> ENTRIES SHOWN
....
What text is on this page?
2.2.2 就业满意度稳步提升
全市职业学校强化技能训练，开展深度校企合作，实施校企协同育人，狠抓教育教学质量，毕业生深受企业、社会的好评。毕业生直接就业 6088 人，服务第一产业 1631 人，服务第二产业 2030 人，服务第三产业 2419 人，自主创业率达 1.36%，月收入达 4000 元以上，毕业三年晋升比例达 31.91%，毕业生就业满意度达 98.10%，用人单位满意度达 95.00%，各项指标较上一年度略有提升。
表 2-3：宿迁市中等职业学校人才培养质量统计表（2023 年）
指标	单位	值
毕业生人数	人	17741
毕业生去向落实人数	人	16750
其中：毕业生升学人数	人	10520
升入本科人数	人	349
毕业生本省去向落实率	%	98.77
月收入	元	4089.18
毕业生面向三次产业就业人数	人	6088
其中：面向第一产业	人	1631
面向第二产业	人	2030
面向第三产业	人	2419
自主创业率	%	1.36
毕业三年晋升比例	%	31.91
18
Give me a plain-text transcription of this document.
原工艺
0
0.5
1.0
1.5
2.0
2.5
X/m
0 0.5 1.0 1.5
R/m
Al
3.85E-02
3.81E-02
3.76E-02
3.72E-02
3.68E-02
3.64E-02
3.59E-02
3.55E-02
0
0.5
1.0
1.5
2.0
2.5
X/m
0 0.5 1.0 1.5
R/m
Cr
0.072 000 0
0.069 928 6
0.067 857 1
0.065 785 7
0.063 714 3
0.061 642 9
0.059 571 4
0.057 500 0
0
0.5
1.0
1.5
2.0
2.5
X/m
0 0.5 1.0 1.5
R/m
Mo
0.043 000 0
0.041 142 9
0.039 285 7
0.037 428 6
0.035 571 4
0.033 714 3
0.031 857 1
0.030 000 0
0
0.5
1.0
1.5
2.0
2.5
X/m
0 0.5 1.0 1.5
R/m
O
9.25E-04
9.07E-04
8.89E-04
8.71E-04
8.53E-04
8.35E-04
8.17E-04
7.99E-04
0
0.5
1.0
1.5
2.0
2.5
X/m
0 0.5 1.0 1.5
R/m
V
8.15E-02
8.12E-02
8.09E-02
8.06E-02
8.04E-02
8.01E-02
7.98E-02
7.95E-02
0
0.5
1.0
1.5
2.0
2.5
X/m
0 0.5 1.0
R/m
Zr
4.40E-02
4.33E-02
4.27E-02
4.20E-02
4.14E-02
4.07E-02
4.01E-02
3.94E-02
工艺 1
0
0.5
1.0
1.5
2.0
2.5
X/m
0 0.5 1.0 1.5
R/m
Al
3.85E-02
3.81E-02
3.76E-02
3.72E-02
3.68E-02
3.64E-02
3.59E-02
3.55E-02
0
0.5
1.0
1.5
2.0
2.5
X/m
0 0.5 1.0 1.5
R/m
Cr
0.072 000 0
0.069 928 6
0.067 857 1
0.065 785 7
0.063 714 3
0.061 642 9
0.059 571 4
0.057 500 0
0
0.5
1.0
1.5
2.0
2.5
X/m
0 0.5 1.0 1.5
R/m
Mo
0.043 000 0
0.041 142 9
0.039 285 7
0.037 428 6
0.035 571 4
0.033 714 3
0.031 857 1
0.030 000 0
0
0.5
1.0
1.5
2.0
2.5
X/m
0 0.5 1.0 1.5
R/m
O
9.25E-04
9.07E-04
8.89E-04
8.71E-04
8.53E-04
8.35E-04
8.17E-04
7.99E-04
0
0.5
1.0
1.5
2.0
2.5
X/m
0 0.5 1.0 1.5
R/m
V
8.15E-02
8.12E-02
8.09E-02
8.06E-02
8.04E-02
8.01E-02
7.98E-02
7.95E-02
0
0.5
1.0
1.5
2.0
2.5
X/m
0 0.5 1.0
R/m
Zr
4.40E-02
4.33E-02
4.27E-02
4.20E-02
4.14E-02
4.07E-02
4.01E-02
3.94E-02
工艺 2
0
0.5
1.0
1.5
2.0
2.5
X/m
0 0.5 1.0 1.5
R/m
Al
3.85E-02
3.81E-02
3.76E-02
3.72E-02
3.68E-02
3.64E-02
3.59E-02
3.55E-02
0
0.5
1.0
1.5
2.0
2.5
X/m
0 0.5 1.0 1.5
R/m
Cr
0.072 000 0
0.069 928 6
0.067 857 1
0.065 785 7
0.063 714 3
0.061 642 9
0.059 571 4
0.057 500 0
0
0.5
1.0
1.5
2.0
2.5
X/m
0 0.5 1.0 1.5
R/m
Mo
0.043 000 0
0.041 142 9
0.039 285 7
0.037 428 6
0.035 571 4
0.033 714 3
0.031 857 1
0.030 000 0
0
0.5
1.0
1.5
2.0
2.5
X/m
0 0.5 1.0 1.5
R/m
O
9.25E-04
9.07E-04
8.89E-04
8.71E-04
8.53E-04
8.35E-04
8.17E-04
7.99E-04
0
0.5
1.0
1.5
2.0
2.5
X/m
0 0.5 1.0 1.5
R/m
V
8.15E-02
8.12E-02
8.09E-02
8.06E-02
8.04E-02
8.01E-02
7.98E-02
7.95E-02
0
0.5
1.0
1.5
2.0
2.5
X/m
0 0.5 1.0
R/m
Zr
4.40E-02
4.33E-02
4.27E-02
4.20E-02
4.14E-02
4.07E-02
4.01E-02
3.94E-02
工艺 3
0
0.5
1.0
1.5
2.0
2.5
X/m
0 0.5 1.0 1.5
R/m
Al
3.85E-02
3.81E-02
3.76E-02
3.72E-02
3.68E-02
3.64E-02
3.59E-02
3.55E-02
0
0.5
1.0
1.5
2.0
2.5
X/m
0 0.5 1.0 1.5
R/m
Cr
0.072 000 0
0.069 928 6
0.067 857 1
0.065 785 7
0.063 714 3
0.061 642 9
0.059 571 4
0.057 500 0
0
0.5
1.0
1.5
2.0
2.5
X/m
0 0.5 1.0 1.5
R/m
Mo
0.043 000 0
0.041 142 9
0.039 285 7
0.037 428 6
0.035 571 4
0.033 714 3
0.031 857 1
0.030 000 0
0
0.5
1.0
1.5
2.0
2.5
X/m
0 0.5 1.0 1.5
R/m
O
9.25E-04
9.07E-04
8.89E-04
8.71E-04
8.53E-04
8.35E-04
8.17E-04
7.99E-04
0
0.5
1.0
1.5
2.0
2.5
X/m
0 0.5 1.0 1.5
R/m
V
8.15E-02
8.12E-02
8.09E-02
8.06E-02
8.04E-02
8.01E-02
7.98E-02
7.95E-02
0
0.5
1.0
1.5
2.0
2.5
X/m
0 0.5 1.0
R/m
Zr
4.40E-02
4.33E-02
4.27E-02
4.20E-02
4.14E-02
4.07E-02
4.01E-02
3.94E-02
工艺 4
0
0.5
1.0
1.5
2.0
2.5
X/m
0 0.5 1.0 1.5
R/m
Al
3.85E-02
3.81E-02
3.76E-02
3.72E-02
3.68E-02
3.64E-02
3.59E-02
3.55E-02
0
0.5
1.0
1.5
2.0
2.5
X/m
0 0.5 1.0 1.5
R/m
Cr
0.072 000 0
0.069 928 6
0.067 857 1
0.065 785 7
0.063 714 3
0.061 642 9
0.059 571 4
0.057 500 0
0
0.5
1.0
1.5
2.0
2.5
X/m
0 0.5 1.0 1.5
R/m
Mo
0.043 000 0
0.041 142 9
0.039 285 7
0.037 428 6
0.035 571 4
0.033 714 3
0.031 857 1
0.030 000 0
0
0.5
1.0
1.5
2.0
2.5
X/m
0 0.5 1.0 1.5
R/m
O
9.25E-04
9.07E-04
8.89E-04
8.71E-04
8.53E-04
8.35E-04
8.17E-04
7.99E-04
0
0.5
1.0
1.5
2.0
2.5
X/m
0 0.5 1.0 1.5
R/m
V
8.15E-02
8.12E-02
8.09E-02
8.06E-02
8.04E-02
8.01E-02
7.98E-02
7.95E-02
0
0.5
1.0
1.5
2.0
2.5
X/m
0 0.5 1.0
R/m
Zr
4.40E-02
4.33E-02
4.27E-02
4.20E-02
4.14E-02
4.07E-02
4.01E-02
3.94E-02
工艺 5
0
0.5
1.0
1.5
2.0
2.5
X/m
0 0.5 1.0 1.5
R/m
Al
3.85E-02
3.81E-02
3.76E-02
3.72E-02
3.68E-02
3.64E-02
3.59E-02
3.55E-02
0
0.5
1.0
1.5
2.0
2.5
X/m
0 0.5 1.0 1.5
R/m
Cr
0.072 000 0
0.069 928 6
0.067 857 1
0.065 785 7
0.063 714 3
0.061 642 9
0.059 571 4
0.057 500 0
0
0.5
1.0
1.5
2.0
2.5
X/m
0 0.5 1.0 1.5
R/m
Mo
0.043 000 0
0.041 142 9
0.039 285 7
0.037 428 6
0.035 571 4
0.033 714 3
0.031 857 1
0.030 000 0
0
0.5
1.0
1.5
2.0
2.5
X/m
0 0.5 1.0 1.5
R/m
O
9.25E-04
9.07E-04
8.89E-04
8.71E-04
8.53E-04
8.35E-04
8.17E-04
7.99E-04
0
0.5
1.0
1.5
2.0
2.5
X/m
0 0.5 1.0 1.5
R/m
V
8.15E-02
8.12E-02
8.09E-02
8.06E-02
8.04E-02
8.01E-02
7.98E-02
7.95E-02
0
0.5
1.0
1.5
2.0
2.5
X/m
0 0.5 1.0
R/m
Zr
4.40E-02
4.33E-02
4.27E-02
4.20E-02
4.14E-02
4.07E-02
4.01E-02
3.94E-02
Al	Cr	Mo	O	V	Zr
....
> INSTRUCTION
Search the lines for the word "this" and report how many contain it, by number only.

> WRITTEN ANSWER
2